[start Records for processing]

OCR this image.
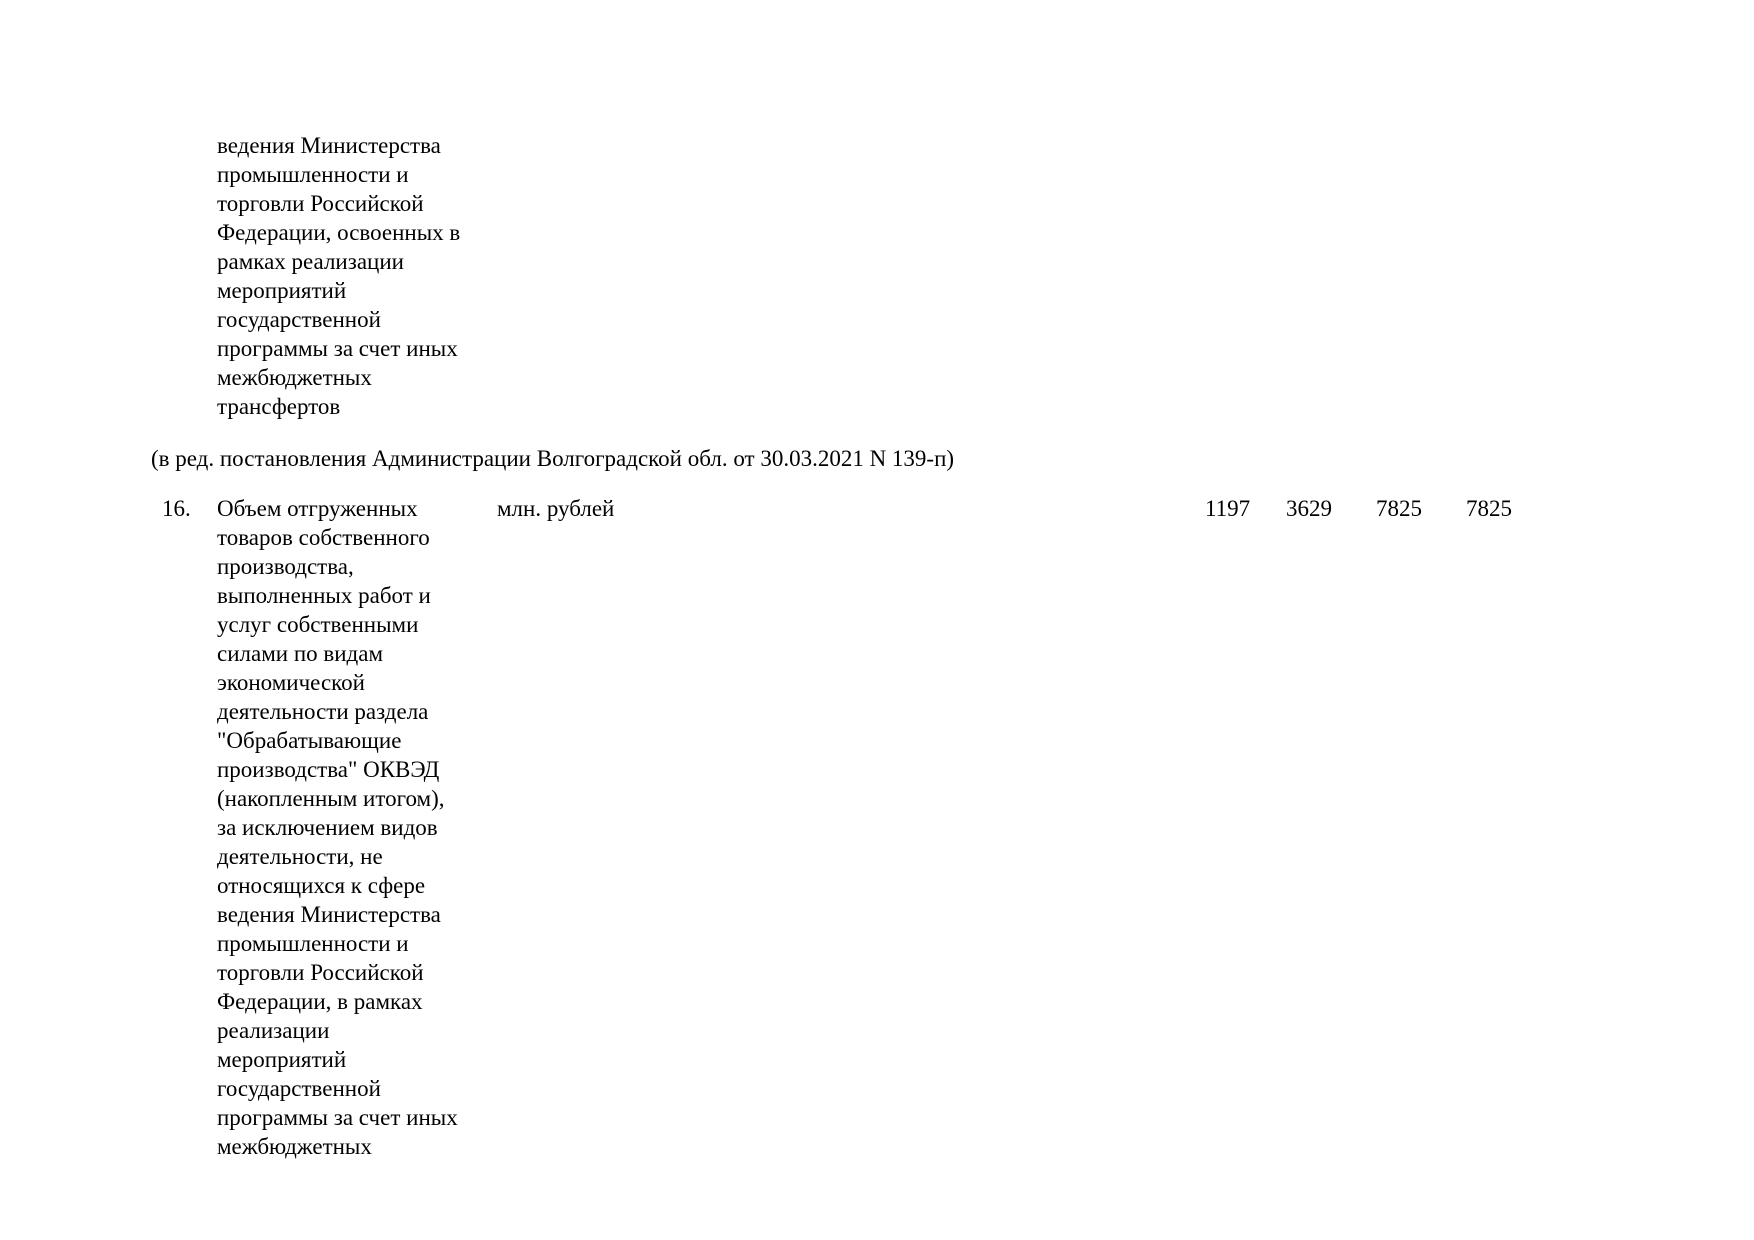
ведения Министерства
промышленности и
торговли Российской
Федерации, освоенных в
рамках реализации
мероприятий
государственной
программы за счет иных
межбюджетных
трансфертов
(в ред. постановления Администрации Волгоградской обл. от 30.03.2021 N 139-п)
16. Объем отгруженных
товаров собственного
производства,
выполненных работ и
услуг собственными
силами по видам
экономической
деятельности раздела
"Обрабатывающие
производства" ОКВЭД
(накопленным итогом),
за исключением видов
деятельности, не
относящихся к сфере
ведения Министерства
промышленности и
торговли Российской
Федерации, в рамках
реализации
мероприятий
государственной
программы за счет иных
межбюджетных
млн. рублей	1197 3629 7825 7825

[end Records for processing]

### The problem:
Write out each line of the data exactly; the images should be left out.

### Solution to this problem:
OCR this image.
ведения Министерства
промышленности и
торговли Российской
Федерации, освоенных в
рамках реализации
мероприятий
государственной
программы за счет иных
межбюджетных
трансфертов
(в ред. постановления Администрации Волгоградской обл. от 30.03.2021 N 139-п)
16. Объем отгруженных
товаров собственного
производства,
выполненных работ и
услуг собственными
силами по видам
экономической
деятельности раздела
"Обрабатывающие
производства" ОКВЭД
(накопленным итогом),
за исключением видов
деятельности, не
относящихся к сфере
ведения Министерства
промышленности и
торговли Российской
Федерации, в рамках
реализации
мероприятий
государственной
программы за счет иных
межбюджетных
млн. рублей	1197 3629 7825 7825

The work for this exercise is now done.